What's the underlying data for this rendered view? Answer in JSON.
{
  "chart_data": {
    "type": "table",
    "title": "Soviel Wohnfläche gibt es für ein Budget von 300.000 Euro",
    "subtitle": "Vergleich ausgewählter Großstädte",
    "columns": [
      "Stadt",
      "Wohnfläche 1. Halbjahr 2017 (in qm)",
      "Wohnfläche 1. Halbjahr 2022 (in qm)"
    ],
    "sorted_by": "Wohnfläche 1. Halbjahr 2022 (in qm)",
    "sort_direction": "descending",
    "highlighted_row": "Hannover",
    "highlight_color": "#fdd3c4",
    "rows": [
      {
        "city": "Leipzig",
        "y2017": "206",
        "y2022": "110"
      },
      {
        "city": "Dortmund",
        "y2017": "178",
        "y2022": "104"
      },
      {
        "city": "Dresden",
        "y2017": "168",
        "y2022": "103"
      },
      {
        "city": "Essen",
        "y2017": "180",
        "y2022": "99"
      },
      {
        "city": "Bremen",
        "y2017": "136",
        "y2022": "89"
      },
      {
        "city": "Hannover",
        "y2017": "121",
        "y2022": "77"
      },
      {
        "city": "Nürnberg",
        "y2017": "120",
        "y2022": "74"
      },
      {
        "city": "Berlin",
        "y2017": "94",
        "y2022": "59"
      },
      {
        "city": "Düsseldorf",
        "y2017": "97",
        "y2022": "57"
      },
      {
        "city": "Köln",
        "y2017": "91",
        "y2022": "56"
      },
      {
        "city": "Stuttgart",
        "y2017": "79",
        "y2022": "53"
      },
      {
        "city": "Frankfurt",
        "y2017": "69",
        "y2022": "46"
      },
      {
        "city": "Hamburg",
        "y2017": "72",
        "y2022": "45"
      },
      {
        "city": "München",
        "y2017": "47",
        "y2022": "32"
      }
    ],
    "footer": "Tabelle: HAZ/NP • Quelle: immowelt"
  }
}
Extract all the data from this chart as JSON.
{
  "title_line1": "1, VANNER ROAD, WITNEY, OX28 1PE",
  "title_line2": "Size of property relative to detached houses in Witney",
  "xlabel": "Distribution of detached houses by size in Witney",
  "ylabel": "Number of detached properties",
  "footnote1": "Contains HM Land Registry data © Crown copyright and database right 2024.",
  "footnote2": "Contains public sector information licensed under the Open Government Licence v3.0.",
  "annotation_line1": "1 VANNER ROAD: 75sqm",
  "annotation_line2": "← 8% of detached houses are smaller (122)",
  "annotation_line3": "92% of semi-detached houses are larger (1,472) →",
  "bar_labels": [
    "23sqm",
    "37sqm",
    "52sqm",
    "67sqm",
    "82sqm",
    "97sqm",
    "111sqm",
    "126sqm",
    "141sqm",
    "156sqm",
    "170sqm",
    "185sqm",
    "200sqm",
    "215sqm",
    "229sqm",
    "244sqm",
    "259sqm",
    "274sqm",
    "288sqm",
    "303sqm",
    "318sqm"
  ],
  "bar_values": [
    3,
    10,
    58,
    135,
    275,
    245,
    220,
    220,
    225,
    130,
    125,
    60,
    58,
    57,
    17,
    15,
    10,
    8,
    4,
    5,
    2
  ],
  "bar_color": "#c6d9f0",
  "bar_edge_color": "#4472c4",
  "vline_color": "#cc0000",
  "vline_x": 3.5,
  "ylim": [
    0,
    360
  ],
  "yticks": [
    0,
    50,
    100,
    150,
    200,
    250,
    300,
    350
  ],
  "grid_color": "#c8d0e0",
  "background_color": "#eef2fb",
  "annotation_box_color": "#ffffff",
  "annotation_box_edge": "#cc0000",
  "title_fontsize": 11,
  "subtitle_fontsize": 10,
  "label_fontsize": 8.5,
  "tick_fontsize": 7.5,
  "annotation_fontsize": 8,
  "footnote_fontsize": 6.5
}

= = = = = = =

**DO THIS:** Copy each line of the data above without altering a single character.

**RESULT BELOW:**
What's the underlying data for this rendered view? Answer in JSON.
{
  "chart_data": {
    "type": "table",
    "title": "Soviel Wohnfläche gibt es für ein Budget von 300.000 Euro",
    "subtitle": "Vergleich ausgewählter Großstädte",
    "columns": [
      "Stadt",
      "Wohnfläche 1. Halbjahr 2017 (in qm)",
      "Wohnfläche 1. Halbjahr 2022 (in qm)"
    ],
    "sorted_by": "Wohnfläche 1. Halbjahr 2022 (in qm)",
    "sort_direction": "descending",
    "highlighted_row": "Hannover",
    "highlight_color": "#fdd3c4",
    "rows": [
      {
        "city": "Leipzig",
        "y2017": "206",
        "y2022": "110"
      },
      {
        "city": "Dortmund",
        "y2017": "178",
        "y2022": "104"
      },
      {
        "city": "Dresden",
        "y2017": "168",
        "y2022": "103"
      },
      {
        "city": "Essen",
        "y2017": "180",
        "y2022": "99"
      },
      {
        "city": "Bremen",
        "y2017": "136",
        "y2022": "89"
      },
      {
        "city": "Hannover",
        "y2017": "121",
        "y2022": "77"
      },
      {
        "city": "Nürnberg",
        "y2017": "120",
        "y2022": "74"
      },
      {
        "city": "Berlin",
        "y2017": "94",
        "y2022": "59"
      },
      {
        "city": "Düsseldorf",
        "y2017": "97",
        "y2022": "57"
      },
      {
        "city": "Köln",
        "y2017": "91",
        "y2022": "56"
      },
      {
        "city": "Stuttgart",
        "y2017": "79",
        "y2022": "53"
      },
      {
        "city": "Frankfurt",
        "y2017": "69",
        "y2022": "46"
      },
      {
        "city": "Hamburg",
        "y2017": "72",
        "y2022": "45"
      },
      {
        "city": "München",
        "y2017": "47",
        "y2022": "32"
      }
    ],
    "footer": "Tabelle: HAZ/NP • Quelle: immowelt"
  }
}
Extract all the data from this chart as JSON.
{
  "title_line1": "1, VANNER ROAD, WITNEY, OX28 1PE",
  "title_line2": "Size of property relative to detached houses in Witney",
  "xlabel": "Distribution of detached houses by size in Witney",
  "ylabel": "Number of detached properties",
  "footnote1": "Contains HM Land Registry data © Crown copyright and database right 2024.",
  "footnote2": "Contains public sector information licensed under the Open Government Licence v3.0.",
  "annotation_line1": "1 VANNER ROAD: 75sqm",
  "annotation_line2": "← 8% of detached houses are smaller (122)",
  "annotation_line3": "92% of semi-detached houses are larger (1,472) →",
  "bar_labels": [
    "23sqm",
    "37sqm",
    "52sqm",
    "67sqm",
    "82sqm",
    "97sqm",
    "111sqm",
    "126sqm",
    "141sqm",
    "156sqm",
    "170sqm",
    "185sqm",
    "200sqm",
    "215sqm",
    "229sqm",
    "244sqm",
    "259sqm",
    "274sqm",
    "288sqm",
    "303sqm",
    "318sqm"
  ],
  "bar_values": [
    3,
    10,
    58,
    135,
    275,
    245,
    220,
    220,
    225,
    130,
    125,
    60,
    58,
    57,
    17,
    15,
    10,
    8,
    4,
    5,
    2
  ],
  "bar_color": "#c6d9f0",
  "bar_edge_color": "#4472c4",
  "vline_color": "#cc0000",
  "vline_x": 3.5,
  "ylim": [
    0,
    360
  ],
  "yticks": [
    0,
    50,
    100,
    150,
    200,
    250,
    300,
    350
  ],
  "grid_color": "#c8d0e0",
  "background_color": "#eef2fb",
  "annotation_box_color": "#ffffff",
  "annotation_box_edge": "#cc0000",
  "title_fontsize": 11,
  "subtitle_fontsize": 10,
  "label_fontsize": 8.5,
  "tick_fontsize": 7.5,
  "annotation_fontsize": 8,
  "footnote_fontsize": 6.5
}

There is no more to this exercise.